# Your task:
Extract the complete data exactly as given.

Raw records:
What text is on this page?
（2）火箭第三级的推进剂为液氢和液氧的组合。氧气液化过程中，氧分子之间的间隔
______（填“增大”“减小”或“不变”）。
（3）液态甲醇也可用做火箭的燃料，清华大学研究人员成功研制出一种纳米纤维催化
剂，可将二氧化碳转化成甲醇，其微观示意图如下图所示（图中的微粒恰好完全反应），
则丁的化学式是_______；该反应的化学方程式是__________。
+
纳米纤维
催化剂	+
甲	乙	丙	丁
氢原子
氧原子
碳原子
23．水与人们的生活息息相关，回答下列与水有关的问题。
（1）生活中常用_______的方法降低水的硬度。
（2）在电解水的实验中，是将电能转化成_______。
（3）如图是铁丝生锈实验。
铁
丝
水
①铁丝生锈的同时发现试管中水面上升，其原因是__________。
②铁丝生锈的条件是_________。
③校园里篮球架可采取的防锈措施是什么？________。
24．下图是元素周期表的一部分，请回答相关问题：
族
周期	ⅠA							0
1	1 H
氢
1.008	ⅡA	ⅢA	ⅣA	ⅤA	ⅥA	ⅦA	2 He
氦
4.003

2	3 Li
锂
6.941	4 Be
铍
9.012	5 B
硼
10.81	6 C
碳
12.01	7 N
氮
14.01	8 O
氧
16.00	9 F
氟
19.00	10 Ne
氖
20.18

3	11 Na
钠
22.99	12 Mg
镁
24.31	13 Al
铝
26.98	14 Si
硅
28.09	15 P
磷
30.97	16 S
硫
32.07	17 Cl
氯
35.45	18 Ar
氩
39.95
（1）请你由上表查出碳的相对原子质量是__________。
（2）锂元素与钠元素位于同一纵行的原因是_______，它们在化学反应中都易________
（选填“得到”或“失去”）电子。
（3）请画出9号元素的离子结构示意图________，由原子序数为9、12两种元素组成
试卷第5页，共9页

# Answer below:
What text is on this page?
（2）火箭第三级的推进剂为液氢和液氧的组合。氧气液化过程中，氧分子之间的间隔
______（填“增大”“减小”或“不变”）。
（3）液态甲醇也可用做火箭的燃料，清华大学研究人员成功研制出一种纳米纤维催化
剂，可将二氧化碳转化成甲醇，其微观示意图如下图所示（图中的微粒恰好完全反应），
则丁的化学式是_______；该反应的化学方程式是__________。
+
纳米纤维
催化剂	+
甲	乙	丙	丁
氢原子
氧原子
碳原子
23．水与人们的生活息息相关，回答下列与水有关的问题。
（1）生活中常用_______的方法降低水的硬度。
（2）在电解水的实验中，是将电能转化成_______。
（3）如图是铁丝生锈实验。
铁
丝
水
①铁丝生锈的同时发现试管中水面上升，其原因是__________。
②铁丝生锈的条件是_________。
③校园里篮球架可采取的防锈措施是什么？________。
24．下图是元素周期表的一部分，请回答相关问题：
族
周期	ⅠA							0
1	1 H
氢
1.008	ⅡA	ⅢA	ⅣA	ⅤA	ⅥA	ⅦA	2 He
氦
4.003

2	3 Li
锂
6.941	4 Be
铍
9.012	5 B
硼
10.81	6 C
碳
12.01	7 N
氮
14.01	8 O
氧
16.00	9 F
氟
19.00	10 Ne
氖
20.18

3	11 Na
钠
22.99	12 Mg
镁
24.31	13 Al
铝
26.98	14 Si
硅
28.09	15 P
磷
30.97	16 S
硫
32.07	17 Cl
氯
35.45	18 Ar
氩
39.95
（1）请你由上表查出碳的相对原子质量是__________。
（2）锂元素与钠元素位于同一纵行的原因是_______，它们在化学反应中都易________
（选填“得到”或“失去”）电子。
（3）请画出9号元素的离子结构示意图________，由原子序数为9、12两种元素组成
试卷第5页，共9页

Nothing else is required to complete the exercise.